## STATED TASK
Each line containing the word "JSON" must be collected.

** start of DATA IN THIS EXERCISE **

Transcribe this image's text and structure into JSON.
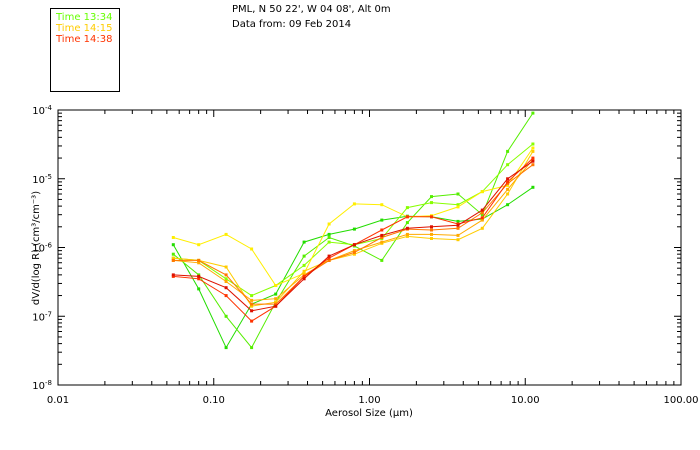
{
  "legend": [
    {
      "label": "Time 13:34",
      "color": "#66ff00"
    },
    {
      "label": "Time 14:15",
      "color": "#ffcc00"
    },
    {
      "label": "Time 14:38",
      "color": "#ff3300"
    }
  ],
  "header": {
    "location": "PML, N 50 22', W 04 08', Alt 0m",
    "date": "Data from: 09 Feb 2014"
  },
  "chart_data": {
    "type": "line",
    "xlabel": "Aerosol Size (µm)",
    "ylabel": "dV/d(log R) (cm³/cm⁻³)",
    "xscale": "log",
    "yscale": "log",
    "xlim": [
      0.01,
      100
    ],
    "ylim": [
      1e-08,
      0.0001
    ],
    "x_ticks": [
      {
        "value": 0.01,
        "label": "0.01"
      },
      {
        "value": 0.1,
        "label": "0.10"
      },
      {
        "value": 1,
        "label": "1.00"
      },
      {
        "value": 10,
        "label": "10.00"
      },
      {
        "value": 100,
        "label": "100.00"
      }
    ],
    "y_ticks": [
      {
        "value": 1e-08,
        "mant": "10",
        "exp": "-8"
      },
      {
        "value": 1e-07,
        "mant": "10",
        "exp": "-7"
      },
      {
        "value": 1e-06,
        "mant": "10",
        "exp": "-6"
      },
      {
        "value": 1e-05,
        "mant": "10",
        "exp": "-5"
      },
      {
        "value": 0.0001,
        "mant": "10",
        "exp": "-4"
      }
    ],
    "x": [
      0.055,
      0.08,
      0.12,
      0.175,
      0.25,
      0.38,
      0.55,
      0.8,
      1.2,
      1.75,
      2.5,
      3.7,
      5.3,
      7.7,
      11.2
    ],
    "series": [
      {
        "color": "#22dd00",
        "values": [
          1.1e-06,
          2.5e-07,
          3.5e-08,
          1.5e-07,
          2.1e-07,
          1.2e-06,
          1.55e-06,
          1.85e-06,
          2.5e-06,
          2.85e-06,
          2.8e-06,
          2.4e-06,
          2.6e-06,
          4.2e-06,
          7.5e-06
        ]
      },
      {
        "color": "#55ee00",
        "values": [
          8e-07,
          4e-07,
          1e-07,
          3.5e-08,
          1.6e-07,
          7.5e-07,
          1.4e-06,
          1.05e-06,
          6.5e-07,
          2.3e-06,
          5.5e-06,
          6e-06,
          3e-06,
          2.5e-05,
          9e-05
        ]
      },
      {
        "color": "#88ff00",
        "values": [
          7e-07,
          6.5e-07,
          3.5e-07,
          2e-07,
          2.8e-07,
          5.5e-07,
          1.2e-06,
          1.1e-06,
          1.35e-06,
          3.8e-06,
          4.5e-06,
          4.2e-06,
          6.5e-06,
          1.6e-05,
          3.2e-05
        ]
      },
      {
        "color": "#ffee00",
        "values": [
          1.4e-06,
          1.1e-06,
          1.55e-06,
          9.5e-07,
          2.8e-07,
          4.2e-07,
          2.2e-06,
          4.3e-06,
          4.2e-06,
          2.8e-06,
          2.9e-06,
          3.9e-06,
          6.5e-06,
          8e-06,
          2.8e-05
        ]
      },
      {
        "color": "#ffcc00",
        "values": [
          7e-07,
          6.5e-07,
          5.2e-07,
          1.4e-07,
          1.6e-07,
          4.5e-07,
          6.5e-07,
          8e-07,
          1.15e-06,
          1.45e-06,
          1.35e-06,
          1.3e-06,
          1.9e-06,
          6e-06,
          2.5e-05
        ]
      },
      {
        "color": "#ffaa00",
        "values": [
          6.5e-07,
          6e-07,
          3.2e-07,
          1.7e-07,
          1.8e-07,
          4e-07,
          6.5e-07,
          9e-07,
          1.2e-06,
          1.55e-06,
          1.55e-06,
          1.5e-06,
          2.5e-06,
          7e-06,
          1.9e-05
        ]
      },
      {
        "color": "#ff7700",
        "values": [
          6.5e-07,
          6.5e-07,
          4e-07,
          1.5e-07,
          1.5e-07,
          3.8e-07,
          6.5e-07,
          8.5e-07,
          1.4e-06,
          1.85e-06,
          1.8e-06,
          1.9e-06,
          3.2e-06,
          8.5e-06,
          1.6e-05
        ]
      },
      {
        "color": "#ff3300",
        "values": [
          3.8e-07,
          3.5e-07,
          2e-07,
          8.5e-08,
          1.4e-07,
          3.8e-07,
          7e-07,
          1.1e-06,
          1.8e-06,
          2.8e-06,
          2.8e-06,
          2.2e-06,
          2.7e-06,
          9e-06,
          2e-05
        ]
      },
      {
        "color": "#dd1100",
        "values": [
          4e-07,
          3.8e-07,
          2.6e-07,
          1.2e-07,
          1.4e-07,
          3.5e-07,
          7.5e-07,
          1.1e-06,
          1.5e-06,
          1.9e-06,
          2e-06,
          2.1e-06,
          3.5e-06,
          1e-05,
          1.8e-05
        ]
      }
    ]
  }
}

** end of DATA IN THIS EXERCISE **
** start of DATA IN THIS EXERCISE **

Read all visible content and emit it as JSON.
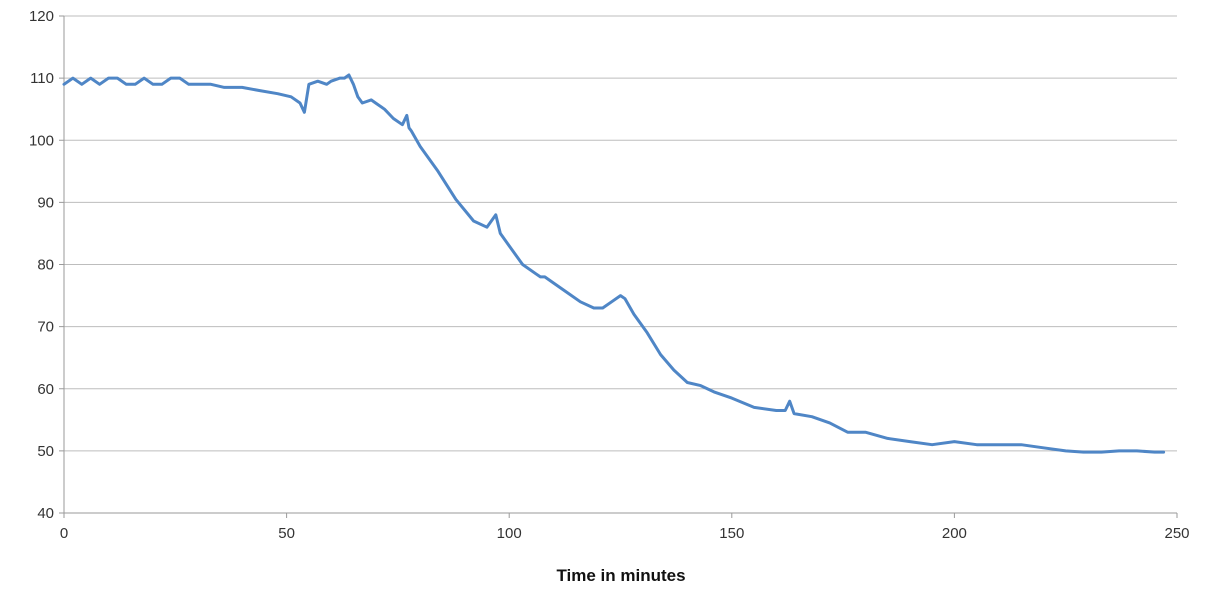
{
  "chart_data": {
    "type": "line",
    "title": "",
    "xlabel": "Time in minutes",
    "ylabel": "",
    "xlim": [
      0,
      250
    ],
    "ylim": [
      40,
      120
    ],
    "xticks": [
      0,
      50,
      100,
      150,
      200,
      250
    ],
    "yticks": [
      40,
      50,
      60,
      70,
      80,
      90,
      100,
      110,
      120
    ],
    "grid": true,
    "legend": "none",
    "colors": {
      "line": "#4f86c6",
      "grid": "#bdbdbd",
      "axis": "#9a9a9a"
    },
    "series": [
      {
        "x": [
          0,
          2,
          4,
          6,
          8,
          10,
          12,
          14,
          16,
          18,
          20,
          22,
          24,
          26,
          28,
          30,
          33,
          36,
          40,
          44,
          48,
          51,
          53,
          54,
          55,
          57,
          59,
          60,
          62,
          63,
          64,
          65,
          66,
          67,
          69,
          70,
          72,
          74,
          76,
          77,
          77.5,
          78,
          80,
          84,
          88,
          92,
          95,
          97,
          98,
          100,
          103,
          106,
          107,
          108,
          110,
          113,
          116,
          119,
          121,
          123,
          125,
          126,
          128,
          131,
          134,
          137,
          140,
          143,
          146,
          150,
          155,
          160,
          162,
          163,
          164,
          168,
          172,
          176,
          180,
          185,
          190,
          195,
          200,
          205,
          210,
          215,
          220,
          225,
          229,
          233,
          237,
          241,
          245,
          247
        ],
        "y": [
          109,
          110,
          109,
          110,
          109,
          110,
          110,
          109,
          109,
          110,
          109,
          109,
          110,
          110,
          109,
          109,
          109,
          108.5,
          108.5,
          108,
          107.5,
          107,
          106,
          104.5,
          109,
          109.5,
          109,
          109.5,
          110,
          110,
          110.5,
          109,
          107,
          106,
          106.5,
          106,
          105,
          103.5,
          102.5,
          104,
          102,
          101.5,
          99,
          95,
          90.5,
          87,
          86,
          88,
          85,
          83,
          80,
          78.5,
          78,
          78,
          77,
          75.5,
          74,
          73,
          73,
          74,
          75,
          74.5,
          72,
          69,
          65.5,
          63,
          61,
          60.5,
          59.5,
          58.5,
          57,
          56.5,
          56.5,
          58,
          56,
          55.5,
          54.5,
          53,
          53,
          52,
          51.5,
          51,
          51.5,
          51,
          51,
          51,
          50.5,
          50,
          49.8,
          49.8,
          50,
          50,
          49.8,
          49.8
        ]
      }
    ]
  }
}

** end of DATA IN THIS EXERCISE **
** start of DATA IN THIS EXERCISE **

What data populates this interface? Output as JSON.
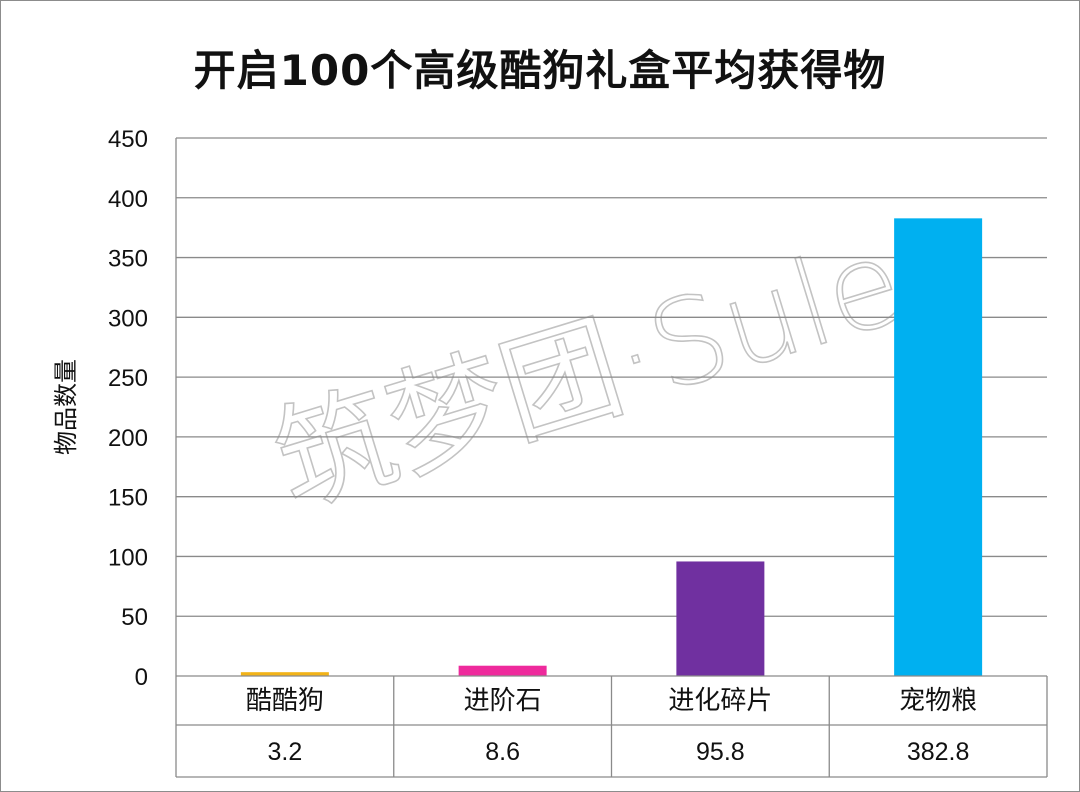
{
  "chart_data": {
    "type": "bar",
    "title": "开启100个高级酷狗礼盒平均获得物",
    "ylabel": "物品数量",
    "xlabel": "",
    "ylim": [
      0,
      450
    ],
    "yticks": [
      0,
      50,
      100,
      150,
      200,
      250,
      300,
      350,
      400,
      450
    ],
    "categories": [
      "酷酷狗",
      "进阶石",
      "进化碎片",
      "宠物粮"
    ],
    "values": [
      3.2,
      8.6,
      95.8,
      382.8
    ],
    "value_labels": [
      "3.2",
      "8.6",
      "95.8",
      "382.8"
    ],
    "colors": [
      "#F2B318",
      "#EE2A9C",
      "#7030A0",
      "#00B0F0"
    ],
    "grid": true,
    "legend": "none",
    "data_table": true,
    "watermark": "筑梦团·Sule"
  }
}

** end of DATA IN THIS EXERCISE **

## ANSWER TO THE EXERCISE
Transcribe this image's text and structure into JSON.
Read all visible content and emit it as JSON.
What data populates this interface? Output as JSON.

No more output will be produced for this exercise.